- TASK DIRECTIONS -
Your answer should be a single number: the count of lines containing the string "xlabel".

- RECORDED DATA -
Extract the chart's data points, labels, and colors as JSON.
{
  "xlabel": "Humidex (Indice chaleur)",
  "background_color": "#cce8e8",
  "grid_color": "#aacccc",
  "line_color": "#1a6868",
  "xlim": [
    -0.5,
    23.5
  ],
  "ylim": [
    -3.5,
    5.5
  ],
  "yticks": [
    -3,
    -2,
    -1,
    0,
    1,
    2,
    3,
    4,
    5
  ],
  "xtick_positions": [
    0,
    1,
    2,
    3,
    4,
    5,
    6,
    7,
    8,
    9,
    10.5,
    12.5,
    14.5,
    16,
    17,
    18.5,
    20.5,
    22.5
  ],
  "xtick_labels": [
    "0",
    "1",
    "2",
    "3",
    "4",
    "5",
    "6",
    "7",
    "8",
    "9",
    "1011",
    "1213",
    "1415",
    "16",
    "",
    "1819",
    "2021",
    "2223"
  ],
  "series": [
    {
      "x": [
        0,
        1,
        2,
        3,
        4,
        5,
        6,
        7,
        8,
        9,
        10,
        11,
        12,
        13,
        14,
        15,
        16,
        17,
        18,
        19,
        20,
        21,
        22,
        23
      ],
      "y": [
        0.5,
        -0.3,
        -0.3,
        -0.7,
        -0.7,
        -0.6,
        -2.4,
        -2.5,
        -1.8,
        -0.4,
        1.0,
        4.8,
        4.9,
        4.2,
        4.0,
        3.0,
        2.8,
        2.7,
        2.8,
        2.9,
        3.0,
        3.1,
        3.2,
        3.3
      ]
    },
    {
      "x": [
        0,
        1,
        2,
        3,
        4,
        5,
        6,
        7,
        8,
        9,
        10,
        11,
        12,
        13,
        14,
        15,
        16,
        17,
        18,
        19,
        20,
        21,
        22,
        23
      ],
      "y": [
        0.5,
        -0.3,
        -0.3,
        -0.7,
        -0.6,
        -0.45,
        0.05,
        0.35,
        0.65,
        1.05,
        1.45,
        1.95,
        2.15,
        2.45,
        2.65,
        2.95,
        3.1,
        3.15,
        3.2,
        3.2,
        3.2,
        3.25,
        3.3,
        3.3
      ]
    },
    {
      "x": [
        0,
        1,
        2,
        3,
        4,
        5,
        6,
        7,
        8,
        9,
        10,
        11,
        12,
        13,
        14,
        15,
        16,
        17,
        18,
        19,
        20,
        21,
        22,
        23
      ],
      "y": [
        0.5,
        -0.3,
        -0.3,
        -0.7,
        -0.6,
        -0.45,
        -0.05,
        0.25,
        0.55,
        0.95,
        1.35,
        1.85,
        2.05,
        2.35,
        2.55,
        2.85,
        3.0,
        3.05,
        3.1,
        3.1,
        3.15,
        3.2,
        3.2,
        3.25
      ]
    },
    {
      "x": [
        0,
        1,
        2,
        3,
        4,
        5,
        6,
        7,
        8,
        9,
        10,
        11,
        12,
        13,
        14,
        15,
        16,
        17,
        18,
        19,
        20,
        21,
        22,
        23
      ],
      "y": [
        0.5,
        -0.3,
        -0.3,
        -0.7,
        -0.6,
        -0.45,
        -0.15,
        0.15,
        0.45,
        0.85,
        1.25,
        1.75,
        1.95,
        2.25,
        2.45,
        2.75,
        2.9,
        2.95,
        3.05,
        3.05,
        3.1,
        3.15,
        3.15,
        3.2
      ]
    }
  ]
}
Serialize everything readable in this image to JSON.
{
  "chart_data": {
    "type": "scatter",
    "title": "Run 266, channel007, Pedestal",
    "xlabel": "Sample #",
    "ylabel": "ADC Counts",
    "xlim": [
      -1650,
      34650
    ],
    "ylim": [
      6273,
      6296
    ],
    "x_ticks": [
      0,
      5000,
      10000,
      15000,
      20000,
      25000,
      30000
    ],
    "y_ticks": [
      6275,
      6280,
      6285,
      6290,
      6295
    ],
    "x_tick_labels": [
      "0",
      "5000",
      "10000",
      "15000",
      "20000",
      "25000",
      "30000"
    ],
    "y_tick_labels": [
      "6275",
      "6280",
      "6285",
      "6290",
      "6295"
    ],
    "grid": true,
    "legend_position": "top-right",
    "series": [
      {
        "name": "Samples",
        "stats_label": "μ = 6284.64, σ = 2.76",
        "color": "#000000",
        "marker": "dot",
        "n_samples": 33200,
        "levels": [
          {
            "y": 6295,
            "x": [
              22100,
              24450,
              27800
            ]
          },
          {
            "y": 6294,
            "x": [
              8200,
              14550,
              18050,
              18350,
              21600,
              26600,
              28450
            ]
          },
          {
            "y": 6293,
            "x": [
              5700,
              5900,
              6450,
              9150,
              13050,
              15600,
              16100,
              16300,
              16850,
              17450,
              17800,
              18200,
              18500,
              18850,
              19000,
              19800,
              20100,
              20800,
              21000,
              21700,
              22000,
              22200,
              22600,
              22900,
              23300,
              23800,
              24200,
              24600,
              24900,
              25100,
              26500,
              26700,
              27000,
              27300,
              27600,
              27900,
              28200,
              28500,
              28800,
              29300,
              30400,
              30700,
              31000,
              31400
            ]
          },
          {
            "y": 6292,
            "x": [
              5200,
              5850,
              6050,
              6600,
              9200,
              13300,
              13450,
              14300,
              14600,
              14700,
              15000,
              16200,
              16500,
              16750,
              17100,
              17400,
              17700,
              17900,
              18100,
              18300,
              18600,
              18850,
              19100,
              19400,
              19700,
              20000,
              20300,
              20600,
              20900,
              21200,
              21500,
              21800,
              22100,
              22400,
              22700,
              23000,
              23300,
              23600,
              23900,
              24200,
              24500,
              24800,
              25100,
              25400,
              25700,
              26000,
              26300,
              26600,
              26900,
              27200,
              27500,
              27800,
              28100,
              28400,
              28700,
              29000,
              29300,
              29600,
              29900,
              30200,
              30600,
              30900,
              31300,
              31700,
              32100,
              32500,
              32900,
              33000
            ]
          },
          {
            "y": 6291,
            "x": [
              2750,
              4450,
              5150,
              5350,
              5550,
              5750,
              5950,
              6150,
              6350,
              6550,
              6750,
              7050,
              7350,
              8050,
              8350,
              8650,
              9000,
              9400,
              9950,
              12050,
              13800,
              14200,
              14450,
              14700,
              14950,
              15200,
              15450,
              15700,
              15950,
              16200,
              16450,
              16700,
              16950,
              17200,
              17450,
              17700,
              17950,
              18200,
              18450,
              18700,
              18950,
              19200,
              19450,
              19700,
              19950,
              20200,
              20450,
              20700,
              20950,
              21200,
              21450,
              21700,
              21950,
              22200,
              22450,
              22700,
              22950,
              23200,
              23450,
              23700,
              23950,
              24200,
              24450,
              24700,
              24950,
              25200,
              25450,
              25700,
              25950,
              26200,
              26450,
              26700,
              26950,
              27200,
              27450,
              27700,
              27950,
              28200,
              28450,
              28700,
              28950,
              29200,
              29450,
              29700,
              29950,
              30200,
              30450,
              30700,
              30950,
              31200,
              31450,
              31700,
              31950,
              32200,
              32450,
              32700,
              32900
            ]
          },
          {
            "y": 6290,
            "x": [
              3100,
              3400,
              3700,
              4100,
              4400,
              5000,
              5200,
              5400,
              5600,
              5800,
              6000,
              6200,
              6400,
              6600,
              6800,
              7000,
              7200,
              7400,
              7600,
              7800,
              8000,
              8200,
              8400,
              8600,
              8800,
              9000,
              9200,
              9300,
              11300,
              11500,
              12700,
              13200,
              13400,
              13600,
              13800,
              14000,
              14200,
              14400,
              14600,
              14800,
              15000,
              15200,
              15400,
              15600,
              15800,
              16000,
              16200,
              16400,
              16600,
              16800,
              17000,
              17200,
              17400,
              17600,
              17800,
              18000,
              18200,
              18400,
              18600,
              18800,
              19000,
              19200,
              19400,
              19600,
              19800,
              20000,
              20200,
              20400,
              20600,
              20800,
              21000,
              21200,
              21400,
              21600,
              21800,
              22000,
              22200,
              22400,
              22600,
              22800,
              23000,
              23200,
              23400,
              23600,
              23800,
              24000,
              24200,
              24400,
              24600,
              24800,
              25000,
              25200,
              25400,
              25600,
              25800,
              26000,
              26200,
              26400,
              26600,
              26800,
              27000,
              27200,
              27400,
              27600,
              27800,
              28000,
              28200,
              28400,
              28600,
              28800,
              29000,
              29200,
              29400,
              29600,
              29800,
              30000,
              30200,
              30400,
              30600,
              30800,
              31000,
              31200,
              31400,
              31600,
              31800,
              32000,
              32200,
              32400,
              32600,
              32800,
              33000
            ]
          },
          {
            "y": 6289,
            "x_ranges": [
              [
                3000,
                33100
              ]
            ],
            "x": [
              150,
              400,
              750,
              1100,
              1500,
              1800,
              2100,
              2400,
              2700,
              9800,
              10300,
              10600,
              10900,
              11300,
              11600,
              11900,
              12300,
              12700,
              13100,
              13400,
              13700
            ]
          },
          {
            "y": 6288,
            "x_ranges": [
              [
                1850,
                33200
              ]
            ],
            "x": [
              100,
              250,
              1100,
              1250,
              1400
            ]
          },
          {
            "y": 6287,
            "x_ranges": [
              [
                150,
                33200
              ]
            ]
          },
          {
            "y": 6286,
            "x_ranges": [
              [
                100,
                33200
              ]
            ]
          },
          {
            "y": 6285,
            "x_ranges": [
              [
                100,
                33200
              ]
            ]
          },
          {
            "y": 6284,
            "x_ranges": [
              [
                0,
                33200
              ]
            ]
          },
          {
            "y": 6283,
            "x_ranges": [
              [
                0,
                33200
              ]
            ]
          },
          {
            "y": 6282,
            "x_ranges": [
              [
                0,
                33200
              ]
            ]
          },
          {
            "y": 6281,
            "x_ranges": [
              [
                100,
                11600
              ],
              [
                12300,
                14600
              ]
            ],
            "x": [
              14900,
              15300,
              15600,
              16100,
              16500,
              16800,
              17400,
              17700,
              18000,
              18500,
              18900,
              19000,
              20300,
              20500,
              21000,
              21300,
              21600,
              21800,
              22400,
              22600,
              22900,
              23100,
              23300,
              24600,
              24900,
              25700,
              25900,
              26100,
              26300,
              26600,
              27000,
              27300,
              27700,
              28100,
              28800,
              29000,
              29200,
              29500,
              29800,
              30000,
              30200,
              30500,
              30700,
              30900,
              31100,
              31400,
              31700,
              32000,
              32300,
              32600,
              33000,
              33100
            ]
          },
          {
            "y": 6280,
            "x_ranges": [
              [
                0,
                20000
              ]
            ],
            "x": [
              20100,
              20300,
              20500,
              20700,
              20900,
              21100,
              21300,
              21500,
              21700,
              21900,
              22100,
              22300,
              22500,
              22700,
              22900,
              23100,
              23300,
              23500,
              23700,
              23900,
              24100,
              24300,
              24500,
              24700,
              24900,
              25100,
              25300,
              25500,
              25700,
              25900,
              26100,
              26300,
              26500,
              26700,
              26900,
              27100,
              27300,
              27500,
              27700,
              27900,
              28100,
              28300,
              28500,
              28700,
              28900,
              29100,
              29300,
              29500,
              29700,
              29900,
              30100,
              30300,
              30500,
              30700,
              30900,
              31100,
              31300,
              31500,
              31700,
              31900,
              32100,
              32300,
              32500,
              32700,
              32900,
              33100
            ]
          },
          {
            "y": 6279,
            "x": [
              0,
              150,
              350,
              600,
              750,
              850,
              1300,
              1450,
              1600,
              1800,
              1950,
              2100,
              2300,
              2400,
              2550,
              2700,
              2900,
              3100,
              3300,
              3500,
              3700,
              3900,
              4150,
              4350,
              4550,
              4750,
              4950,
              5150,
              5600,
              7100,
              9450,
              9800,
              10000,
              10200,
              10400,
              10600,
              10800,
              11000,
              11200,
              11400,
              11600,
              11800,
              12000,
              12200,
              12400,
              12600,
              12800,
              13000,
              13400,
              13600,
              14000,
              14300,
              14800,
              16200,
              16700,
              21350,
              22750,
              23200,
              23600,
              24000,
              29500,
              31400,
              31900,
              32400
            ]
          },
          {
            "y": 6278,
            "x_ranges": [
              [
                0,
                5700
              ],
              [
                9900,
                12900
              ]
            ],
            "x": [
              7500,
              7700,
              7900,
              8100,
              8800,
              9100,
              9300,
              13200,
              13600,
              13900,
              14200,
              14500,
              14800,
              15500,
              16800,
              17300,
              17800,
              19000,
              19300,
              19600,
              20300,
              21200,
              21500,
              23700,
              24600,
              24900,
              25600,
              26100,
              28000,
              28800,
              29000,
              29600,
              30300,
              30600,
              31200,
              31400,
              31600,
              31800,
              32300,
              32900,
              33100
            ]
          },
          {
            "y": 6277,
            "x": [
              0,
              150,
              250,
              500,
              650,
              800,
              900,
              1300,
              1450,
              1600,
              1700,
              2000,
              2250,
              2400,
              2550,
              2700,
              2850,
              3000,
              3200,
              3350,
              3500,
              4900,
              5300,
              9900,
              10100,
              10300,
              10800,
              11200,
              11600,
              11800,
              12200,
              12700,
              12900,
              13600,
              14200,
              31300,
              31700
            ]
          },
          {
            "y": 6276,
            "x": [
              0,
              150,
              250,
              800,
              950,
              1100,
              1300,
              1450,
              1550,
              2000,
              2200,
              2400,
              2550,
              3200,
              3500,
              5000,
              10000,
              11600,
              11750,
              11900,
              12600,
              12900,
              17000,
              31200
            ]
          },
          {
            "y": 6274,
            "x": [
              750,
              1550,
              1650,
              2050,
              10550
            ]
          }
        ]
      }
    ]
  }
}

- SOLVED EXERCISE -
2